→ PROVIDED RECORDS:
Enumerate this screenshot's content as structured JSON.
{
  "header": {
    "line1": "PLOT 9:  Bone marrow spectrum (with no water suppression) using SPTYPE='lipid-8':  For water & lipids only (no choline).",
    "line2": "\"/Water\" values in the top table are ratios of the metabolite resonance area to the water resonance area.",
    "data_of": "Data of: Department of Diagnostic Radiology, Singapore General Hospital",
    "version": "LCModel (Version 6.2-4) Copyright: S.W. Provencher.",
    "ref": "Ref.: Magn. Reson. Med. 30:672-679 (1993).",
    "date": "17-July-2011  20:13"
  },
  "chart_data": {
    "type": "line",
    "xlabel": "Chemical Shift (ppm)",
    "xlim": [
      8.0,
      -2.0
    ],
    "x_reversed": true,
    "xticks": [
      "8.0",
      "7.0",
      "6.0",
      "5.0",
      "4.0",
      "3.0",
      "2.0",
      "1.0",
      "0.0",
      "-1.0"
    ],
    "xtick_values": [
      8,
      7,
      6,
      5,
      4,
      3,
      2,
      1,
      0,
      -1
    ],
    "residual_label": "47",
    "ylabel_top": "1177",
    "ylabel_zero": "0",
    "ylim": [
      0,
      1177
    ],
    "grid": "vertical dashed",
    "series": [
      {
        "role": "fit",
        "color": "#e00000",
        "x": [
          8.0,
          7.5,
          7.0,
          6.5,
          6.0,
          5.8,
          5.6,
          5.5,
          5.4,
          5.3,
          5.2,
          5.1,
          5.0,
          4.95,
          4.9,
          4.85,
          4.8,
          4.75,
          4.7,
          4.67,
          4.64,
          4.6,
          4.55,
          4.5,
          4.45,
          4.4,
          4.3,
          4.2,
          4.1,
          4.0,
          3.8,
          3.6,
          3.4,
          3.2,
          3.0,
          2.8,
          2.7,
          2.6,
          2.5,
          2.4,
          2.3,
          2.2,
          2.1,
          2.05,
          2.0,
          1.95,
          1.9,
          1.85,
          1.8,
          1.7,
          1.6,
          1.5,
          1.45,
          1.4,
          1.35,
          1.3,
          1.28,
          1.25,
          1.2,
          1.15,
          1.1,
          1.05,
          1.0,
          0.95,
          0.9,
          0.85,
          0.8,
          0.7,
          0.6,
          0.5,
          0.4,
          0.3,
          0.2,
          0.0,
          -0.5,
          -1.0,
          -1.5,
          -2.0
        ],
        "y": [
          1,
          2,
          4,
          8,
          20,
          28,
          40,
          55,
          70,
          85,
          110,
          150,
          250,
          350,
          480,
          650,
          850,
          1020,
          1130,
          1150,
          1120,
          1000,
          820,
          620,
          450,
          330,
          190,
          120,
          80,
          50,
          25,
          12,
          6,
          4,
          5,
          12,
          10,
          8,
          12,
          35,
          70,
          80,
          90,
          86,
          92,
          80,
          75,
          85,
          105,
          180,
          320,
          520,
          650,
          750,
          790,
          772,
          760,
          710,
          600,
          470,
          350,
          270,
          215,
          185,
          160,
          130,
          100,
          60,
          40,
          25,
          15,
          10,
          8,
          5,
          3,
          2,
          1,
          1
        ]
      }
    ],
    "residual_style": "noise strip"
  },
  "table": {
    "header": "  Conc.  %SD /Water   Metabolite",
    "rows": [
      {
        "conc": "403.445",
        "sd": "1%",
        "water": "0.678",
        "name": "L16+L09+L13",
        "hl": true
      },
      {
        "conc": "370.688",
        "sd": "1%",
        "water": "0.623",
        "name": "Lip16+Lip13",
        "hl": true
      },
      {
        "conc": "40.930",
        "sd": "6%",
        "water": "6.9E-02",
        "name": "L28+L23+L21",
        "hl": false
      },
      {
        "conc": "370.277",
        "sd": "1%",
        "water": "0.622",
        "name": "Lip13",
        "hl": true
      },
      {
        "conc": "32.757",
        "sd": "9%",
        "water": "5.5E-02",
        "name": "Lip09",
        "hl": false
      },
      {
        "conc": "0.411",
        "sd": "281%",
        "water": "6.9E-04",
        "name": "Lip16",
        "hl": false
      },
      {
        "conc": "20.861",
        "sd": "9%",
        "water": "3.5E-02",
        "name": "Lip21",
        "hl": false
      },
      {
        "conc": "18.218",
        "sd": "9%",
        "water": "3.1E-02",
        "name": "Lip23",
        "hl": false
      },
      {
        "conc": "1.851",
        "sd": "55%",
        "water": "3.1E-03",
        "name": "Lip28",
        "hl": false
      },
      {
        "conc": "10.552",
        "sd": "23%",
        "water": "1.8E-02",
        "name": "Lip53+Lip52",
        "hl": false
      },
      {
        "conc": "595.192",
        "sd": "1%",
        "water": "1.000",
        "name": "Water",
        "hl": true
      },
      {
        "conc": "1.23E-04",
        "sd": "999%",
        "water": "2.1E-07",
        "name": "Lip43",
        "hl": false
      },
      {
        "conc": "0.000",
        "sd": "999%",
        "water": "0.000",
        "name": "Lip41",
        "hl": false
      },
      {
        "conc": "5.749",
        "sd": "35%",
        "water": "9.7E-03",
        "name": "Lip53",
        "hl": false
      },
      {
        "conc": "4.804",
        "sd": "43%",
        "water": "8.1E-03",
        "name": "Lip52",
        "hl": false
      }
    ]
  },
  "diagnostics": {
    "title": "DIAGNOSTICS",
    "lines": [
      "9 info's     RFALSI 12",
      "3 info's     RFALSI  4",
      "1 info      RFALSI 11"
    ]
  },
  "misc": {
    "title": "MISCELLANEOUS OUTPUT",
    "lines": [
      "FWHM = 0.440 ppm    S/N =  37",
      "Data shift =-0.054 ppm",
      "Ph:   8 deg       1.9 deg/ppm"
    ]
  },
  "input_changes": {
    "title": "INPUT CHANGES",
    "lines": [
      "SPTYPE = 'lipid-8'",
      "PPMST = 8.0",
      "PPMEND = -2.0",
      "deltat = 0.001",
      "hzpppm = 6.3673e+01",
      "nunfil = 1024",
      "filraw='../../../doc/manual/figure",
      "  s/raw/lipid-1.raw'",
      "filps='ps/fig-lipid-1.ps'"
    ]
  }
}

→ YOUR GOAL:
Write the data back out verbatim.

→ EXERCISE ANSWER:
Enumerate this screenshot's content as structured JSON.
{
  "header": {
    "line1": "PLOT 9:  Bone marrow spectrum (with no water suppression) using SPTYPE='lipid-8':  For water & lipids only (no choline).",
    "line2": "\"/Water\" values in the top table are ratios of the metabolite resonance area to the water resonance area.",
    "data_of": "Data of: Department of Diagnostic Radiology, Singapore General Hospital",
    "version": "LCModel (Version 6.2-4) Copyright: S.W. Provencher.",
    "ref": "Ref.: Magn. Reson. Med. 30:672-679 (1993).",
    "date": "17-July-2011  20:13"
  },
  "chart_data": {
    "type": "line",
    "xlabel": "Chemical Shift (ppm)",
    "xlim": [
      8.0,
      -2.0
    ],
    "x_reversed": true,
    "xticks": [
      "8.0",
      "7.0",
      "6.0",
      "5.0",
      "4.0",
      "3.0",
      "2.0",
      "1.0",
      "0.0",
      "-1.0"
    ],
    "xtick_values": [
      8,
      7,
      6,
      5,
      4,
      3,
      2,
      1,
      0,
      -1
    ],
    "residual_label": "47",
    "ylabel_top": "1177",
    "ylabel_zero": "0",
    "ylim": [
      0,
      1177
    ],
    "grid": "vertical dashed",
    "series": [
      {
        "role": "fit",
        "color": "#e00000",
        "x": [
          8.0,
          7.5,
          7.0,
          6.5,
          6.0,
          5.8,
          5.6,
          5.5,
          5.4,
          5.3,
          5.2,
          5.1,
          5.0,
          4.95,
          4.9,
          4.85,
          4.8,
          4.75,
          4.7,
          4.67,
          4.64,
          4.6,
          4.55,
          4.5,
          4.45,
          4.4,
          4.3,
          4.2,
          4.1,
          4.0,
          3.8,
          3.6,
          3.4,
          3.2,
          3.0,
          2.8,
          2.7,
          2.6,
          2.5,
          2.4,
          2.3,
          2.2,
          2.1,
          2.05,
          2.0,
          1.95,
          1.9,
          1.85,
          1.8,
          1.7,
          1.6,
          1.5,
          1.45,
          1.4,
          1.35,
          1.3,
          1.28,
          1.25,
          1.2,
          1.15,
          1.1,
          1.05,
          1.0,
          0.95,
          0.9,
          0.85,
          0.8,
          0.7,
          0.6,
          0.5,
          0.4,
          0.3,
          0.2,
          0.0,
          -0.5,
          -1.0,
          -1.5,
          -2.0
        ],
        "y": [
          1,
          2,
          4,
          8,
          20,
          28,
          40,
          55,
          70,
          85,
          110,
          150,
          250,
          350,
          480,
          650,
          850,
          1020,
          1130,
          1150,
          1120,
          1000,
          820,
          620,
          450,
          330,
          190,
          120,
          80,
          50,
          25,
          12,
          6,
          4,
          5,
          12,
          10,
          8,
          12,
          35,
          70,
          80,
          90,
          86,
          92,
          80,
          75,
          85,
          105,
          180,
          320,
          520,
          650,
          750,
          790,
          772,
          760,
          710,
          600,
          470,
          350,
          270,
          215,
          185,
          160,
          130,
          100,
          60,
          40,
          25,
          15,
          10,
          8,
          5,
          3,
          2,
          1,
          1
        ]
      }
    ],
    "residual_style": "noise strip"
  },
  "table": {
    "header": "  Conc.  %SD /Water   Metabolite",
    "rows": [
      {
        "conc": "403.445",
        "sd": "1%",
        "water": "0.678",
        "name": "L16+L09+L13",
        "hl": true
      },
      {
        "conc": "370.688",
        "sd": "1%",
        "water": "0.623",
        "name": "Lip16+Lip13",
        "hl": true
      },
      {
        "conc": "40.930",
        "sd": "6%",
        "water": "6.9E-02",
        "name": "L28+L23+L21",
        "hl": false
      },
      {
        "conc": "370.277",
        "sd": "1%",
        "water": "0.622",
        "name": "Lip13",
        "hl": true
      },
      {
        "conc": "32.757",
        "sd": "9%",
        "water": "5.5E-02",
        "name": "Lip09",
        "hl": false
      },
      {
        "conc": "0.411",
        "sd": "281%",
        "water": "6.9E-04",
        "name": "Lip16",
        "hl": false
      },
      {
        "conc": "20.861",
        "sd": "9%",
        "water": "3.5E-02",
        "name": "Lip21",
        "hl": false
      },
      {
        "conc": "18.218",
        "sd": "9%",
        "water": "3.1E-02",
        "name": "Lip23",
        "hl": false
      },
      {
        "conc": "1.851",
        "sd": "55%",
        "water": "3.1E-03",
        "name": "Lip28",
        "hl": false
      },
      {
        "conc": "10.552",
        "sd": "23%",
        "water": "1.8E-02",
        "name": "Lip53+Lip52",
        "hl": false
      },
      {
        "conc": "595.192",
        "sd": "1%",
        "water": "1.000",
        "name": "Water",
        "hl": true
      },
      {
        "conc": "1.23E-04",
        "sd": "999%",
        "water": "2.1E-07",
        "name": "Lip43",
        "hl": false
      },
      {
        "conc": "0.000",
        "sd": "999%",
        "water": "0.000",
        "name": "Lip41",
        "hl": false
      },
      {
        "conc": "5.749",
        "sd": "35%",
        "water": "9.7E-03",
        "name": "Lip53",
        "hl": false
      },
      {
        "conc": "4.804",
        "sd": "43%",
        "water": "8.1E-03",
        "name": "Lip52",
        "hl": false
      }
    ]
  },
  "diagnostics": {
    "title": "DIAGNOSTICS",
    "lines": [
      "9 info's     RFALSI 12",
      "3 info's     RFALSI  4",
      "1 info      RFALSI 11"
    ]
  },
  "misc": {
    "title": "MISCELLANEOUS OUTPUT",
    "lines": [
      "FWHM = 0.440 ppm    S/N =  37",
      "Data shift =-0.054 ppm",
      "Ph:   8 deg       1.9 deg/ppm"
    ]
  },
  "input_changes": {
    "title": "INPUT CHANGES",
    "lines": [
      "SPTYPE = 'lipid-8'",
      "PPMST = 8.0",
      "PPMEND = -2.0",
      "deltat = 0.001",
      "hzpppm = 6.3673e+01",
      "nunfil = 1024",
      "filraw='../../../doc/manual/figure",
      "  s/raw/lipid-1.raw'",
      "filps='ps/fig-lipid-1.ps'"
    ]
  }
}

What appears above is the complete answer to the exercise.